- REQUEST: Examine each line of the data. Copy those that contain the string "намъ".

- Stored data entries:
+ + +

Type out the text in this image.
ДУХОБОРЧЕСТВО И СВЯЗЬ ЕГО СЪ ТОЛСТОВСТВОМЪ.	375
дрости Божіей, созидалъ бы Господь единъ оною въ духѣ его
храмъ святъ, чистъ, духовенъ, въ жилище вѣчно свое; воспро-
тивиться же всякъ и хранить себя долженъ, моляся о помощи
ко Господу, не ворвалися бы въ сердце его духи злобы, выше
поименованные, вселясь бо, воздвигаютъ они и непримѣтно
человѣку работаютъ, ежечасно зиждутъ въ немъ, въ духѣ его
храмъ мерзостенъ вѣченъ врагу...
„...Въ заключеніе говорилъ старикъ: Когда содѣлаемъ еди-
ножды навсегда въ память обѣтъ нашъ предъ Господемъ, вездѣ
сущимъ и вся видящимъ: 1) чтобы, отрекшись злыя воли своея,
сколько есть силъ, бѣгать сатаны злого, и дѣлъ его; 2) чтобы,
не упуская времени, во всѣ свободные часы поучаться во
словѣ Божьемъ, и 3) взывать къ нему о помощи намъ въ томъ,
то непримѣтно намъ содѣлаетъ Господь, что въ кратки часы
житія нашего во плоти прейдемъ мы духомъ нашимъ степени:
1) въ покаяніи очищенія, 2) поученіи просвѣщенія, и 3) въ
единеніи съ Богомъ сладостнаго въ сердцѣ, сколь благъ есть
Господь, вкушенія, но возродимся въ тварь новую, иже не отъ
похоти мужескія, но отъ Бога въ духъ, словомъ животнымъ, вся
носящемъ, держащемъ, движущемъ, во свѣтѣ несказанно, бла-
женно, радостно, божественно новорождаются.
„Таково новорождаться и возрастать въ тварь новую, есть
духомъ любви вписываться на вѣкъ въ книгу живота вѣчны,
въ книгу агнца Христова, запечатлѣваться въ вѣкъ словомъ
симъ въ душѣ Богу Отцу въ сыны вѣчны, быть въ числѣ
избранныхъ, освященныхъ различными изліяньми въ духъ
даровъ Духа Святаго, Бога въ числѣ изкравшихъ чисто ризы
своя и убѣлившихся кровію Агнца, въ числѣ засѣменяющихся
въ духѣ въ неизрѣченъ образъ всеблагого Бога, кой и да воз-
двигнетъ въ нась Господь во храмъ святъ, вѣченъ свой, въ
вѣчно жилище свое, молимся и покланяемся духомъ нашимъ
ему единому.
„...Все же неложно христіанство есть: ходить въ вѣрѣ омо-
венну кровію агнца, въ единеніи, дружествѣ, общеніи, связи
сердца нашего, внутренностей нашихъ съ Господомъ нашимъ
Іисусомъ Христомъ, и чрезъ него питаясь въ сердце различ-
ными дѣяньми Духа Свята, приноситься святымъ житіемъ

+ + +

- THE SOLUTION:
словѣ Божьемъ, и 3) взывать къ нему о помощи намъ въ томъ,
то непримѣтно намъ содѣлаетъ Господь, что въ кратки часы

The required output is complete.